* [Task prompt]:
Find the word "screenshot" in the records below. List each line containing it.

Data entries
************

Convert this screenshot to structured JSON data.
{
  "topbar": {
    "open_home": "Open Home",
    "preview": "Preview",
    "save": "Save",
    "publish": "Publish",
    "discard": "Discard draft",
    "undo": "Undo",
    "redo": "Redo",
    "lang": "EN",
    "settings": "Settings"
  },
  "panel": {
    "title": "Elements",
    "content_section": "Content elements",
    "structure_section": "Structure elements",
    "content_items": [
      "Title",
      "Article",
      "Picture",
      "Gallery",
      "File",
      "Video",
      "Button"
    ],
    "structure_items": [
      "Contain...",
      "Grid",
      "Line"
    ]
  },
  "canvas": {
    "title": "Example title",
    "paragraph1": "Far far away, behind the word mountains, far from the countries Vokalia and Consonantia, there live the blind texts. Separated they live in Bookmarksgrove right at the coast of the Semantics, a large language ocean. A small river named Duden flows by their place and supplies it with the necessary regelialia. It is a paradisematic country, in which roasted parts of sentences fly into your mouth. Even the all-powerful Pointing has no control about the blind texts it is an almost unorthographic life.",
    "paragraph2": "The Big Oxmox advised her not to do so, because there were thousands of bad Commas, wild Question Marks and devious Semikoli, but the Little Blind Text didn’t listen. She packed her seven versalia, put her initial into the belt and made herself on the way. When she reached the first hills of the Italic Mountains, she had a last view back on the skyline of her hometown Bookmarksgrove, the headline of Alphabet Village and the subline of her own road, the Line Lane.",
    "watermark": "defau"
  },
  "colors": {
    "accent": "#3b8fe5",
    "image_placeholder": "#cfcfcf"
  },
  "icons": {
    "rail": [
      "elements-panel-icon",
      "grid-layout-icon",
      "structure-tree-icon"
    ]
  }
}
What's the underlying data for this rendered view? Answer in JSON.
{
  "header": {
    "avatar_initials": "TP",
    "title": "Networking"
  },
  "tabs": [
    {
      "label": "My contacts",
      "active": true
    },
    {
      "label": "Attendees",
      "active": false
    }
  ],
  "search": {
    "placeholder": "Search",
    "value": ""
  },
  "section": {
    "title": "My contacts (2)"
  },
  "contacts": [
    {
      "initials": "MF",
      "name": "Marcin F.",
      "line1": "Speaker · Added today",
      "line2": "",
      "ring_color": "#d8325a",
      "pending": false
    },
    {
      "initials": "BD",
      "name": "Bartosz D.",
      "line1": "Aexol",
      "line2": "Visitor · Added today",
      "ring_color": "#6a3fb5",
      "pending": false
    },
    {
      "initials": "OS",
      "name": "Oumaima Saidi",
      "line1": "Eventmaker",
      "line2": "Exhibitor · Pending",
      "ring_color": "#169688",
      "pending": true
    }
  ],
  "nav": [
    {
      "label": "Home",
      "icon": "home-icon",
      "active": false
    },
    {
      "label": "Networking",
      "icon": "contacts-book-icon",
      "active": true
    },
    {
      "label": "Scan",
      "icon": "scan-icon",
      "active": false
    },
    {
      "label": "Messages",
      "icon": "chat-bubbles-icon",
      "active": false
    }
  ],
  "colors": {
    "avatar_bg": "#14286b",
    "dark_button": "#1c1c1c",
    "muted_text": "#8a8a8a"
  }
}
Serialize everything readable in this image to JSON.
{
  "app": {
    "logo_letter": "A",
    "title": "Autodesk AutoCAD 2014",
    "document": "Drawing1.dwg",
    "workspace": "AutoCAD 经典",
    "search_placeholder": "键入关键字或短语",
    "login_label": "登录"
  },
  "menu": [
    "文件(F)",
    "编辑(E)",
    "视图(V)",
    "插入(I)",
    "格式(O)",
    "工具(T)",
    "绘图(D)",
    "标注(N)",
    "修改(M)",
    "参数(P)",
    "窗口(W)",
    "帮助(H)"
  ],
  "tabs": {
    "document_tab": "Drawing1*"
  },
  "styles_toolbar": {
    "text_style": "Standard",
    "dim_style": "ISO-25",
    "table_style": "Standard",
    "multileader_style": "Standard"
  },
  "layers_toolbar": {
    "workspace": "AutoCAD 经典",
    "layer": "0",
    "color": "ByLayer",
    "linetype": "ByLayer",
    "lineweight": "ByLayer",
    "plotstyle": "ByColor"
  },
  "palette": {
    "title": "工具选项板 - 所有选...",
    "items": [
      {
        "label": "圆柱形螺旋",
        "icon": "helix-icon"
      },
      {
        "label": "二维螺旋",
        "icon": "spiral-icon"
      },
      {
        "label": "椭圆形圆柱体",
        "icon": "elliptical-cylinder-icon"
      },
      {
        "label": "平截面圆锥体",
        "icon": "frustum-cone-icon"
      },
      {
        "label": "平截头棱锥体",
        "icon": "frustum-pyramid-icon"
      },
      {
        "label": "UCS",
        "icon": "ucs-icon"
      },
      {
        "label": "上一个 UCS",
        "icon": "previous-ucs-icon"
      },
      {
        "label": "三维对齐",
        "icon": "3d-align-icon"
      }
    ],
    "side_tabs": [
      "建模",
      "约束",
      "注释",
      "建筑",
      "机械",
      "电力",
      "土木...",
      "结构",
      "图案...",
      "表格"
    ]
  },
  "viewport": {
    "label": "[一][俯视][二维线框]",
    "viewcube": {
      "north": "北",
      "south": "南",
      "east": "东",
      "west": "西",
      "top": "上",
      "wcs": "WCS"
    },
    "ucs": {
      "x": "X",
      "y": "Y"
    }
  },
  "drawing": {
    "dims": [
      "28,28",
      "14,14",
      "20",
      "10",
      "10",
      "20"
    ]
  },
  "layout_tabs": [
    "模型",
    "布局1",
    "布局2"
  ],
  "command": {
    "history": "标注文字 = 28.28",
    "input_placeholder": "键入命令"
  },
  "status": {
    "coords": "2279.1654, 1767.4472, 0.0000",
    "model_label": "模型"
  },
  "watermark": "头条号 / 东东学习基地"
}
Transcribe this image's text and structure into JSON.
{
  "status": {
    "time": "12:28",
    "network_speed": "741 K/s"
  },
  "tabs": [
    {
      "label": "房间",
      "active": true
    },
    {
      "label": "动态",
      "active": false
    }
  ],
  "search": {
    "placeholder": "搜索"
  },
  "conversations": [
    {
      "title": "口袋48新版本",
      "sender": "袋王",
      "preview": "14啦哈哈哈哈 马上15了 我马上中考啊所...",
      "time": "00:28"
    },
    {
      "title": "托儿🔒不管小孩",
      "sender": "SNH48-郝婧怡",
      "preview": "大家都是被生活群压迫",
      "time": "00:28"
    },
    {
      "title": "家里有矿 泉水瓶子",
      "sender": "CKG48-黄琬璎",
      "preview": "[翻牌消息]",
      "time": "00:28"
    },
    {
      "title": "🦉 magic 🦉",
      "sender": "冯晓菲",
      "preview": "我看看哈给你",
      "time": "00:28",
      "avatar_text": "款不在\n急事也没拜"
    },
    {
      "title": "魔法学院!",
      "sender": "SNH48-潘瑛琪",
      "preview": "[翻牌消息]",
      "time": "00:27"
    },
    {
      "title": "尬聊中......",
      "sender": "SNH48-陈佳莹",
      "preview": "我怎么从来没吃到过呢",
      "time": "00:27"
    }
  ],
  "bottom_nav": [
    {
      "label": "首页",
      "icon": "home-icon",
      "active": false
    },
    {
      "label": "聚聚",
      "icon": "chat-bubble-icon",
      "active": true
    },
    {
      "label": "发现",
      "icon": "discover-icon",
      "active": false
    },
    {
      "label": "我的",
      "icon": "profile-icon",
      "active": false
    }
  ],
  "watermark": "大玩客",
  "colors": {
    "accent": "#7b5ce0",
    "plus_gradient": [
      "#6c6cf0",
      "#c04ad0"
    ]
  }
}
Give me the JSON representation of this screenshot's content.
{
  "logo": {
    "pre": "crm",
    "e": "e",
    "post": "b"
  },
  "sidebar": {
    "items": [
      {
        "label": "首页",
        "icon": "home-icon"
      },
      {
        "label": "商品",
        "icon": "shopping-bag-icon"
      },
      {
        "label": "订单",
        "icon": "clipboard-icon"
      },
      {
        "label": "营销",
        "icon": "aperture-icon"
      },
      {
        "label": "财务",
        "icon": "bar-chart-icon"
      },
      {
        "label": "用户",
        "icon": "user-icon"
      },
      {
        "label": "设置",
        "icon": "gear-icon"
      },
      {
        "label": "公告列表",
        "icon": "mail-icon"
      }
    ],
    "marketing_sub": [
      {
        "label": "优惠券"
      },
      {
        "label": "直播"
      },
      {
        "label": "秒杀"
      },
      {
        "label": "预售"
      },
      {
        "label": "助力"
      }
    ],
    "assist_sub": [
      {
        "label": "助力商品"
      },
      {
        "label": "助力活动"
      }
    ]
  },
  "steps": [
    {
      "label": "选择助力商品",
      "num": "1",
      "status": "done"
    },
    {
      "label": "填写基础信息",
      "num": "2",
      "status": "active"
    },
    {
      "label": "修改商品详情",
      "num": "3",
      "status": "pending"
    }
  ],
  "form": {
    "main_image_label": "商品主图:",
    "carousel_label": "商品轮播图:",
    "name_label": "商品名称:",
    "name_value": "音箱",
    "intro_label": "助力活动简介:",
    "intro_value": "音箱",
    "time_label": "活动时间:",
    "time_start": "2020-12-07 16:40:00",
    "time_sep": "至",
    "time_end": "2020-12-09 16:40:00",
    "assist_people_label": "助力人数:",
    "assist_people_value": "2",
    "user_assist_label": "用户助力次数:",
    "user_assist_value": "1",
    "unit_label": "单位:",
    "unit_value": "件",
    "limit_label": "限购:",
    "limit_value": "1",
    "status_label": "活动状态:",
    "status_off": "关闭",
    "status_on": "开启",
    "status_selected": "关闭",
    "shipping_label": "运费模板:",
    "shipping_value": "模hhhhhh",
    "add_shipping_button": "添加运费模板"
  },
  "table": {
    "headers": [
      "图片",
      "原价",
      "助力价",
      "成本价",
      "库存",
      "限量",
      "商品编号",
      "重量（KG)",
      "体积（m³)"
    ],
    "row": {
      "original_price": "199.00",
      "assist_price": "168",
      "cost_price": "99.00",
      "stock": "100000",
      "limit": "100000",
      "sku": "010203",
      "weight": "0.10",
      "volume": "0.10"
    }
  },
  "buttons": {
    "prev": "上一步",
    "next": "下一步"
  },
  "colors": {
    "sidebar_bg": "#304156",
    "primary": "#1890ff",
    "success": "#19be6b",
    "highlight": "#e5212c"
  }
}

************

* [Solution for this task]:
Convert this screenshot to structured JSON data.
Give me the JSON representation of this screenshot's content.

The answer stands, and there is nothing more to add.